* _EXERCISE DETAILS_: Give every line of the data again, unchanged, but with no pictures.

[Items listed in a dataset]
# # # # # # #

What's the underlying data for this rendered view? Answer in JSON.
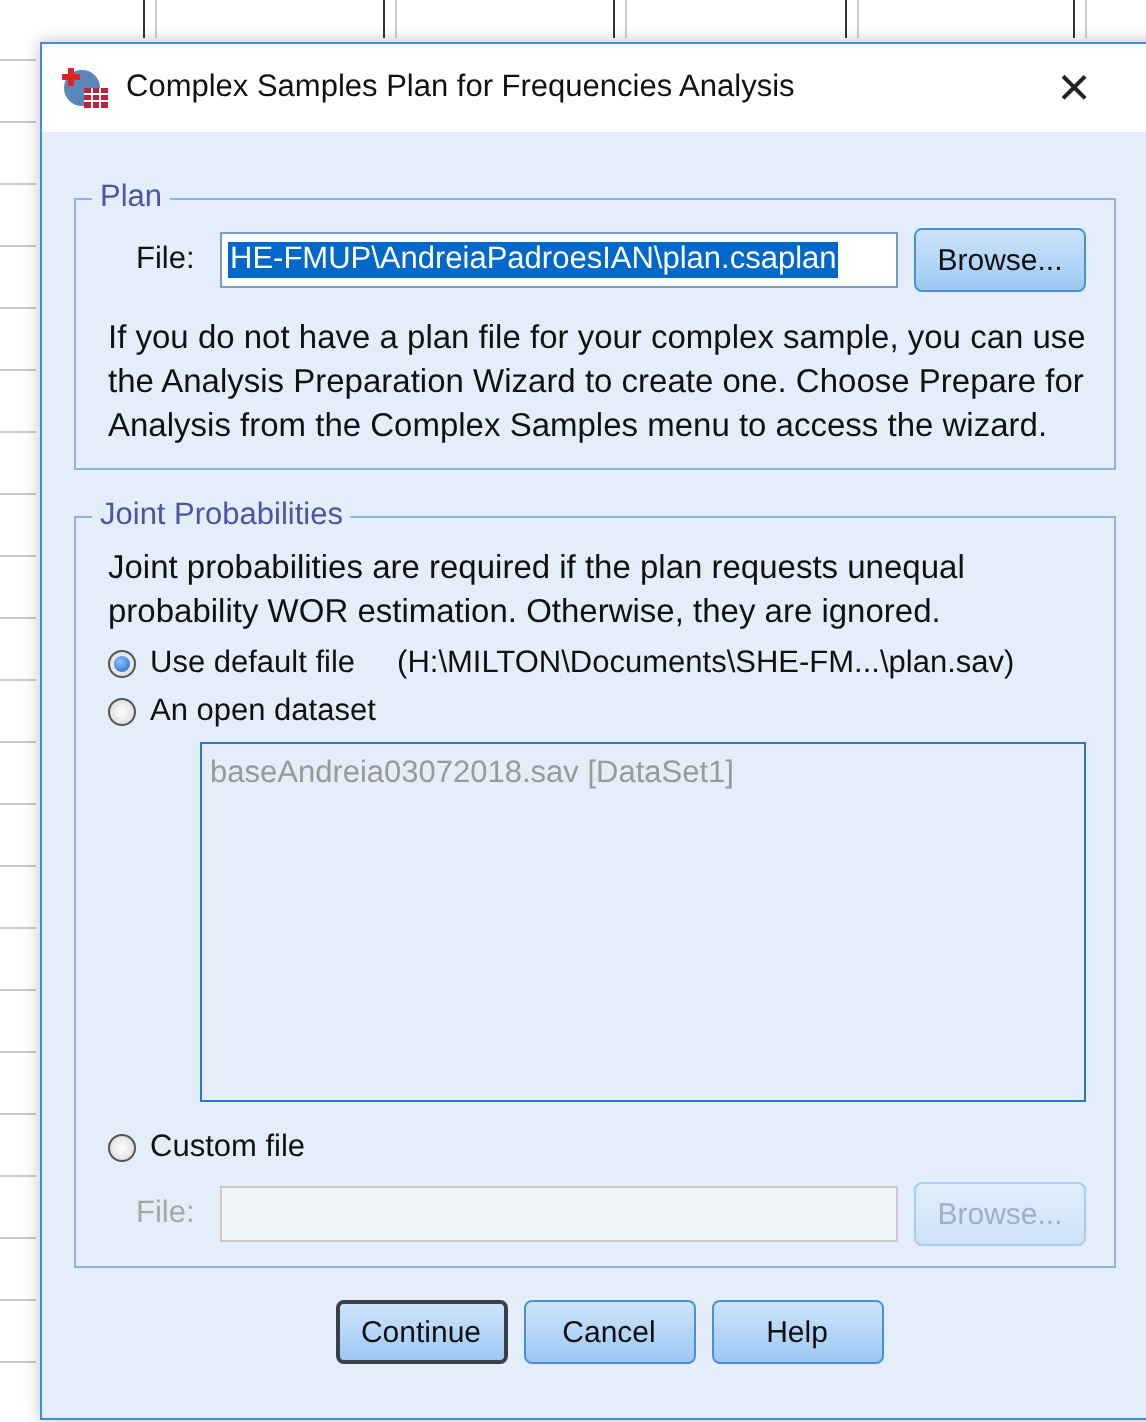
{
  "window": {
    "title": "Complex Samples Plan for Frequencies Analysis",
    "close": "×"
  },
  "plan": {
    "title": "Plan",
    "file_label": "File:",
    "file_value": "HE-FMUP\\AndreiaPadroesIAN\\plan.csaplan",
    "text_selected": true,
    "browse": {
      "label": "Browse...",
      "disabled": false
    },
    "description": "If you do not have a plan file for your complex sample, you can use the Analysis Preparation Wizard to create one. Choose Prepare for Analysis from the Complex Samples menu to access the wizard."
  },
  "joint_probabilities": {
    "title": "Joint Probabilities",
    "description": "Joint probabilities are required if the plan requests unequal probability WOR estimation. Otherwise, they are ignored.",
    "options": [
      {
        "kind": "default",
        "label": "Use default file",
        "path": "(H:\\MILTON\\Documents\\SHE-FM...\\plan.sav)",
        "selected": true
      },
      {
        "kind": "dataset",
        "label": "An open dataset",
        "selected": false,
        "datasets": [
          {
            "label": "baseAndreia03072018.sav [DataSet1]",
            "disabled": true
          }
        ]
      },
      {
        "kind": "custom",
        "label": "Custom file",
        "selected": false,
        "file_label": "File:",
        "browse": {
          "label": "Browse...",
          "disabled": true
        },
        "disabled": true
      }
    ]
  },
  "buttons": [
    {
      "label": "Continue",
      "default": true
    },
    {
      "label": "Cancel",
      "default": false
    },
    {
      "label": "Help",
      "default": false
    }
  ]
}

# # # # # # #

* _TASK ANSWER_:
What's the underlying data for this rendered view? Answer in JSON.
{
  "window": {
    "title": "Complex Samples Plan for Frequencies Analysis",
    "close": "×"
  },
  "plan": {
    "title": "Plan",
    "file_label": "File:",
    "file_value": "HE-FMUP\\AndreiaPadroesIAN\\plan.csaplan",
    "text_selected": true,
    "browse": {
      "label": "Browse...",
      "disabled": false
    },
    "description": "If you do not have a plan file for your complex sample, you can use the Analysis Preparation Wizard to create one. Choose Prepare for Analysis from the Complex Samples menu to access the wizard."
  },
  "joint_probabilities": {
    "title": "Joint Probabilities",
    "description": "Joint probabilities are required if the plan requests unequal probability WOR estimation. Otherwise, they are ignored.",
    "options": [
      {
        "kind": "default",
        "label": "Use default file",
        "path": "(H:\\MILTON\\Documents\\SHE-FM...\\plan.sav)",
        "selected": true
      },
      {
        "kind": "dataset",
        "label": "An open dataset",
        "selected": false,
        "datasets": [
          {
            "label": "baseAndreia03072018.sav [DataSet1]",
            "disabled": true
          }
        ]
      },
      {
        "kind": "custom",
        "label": "Custom file",
        "selected": false,
        "file_label": "File:",
        "browse": {
          "label": "Browse...",
          "disabled": true
        },
        "disabled": true
      }
    ]
  },
  "buttons": [
    {
      "label": "Continue",
      "default": true
    },
    {
      "label": "Cancel",
      "default": false
    },
    {
      "label": "Help",
      "default": false
    }
  ]
}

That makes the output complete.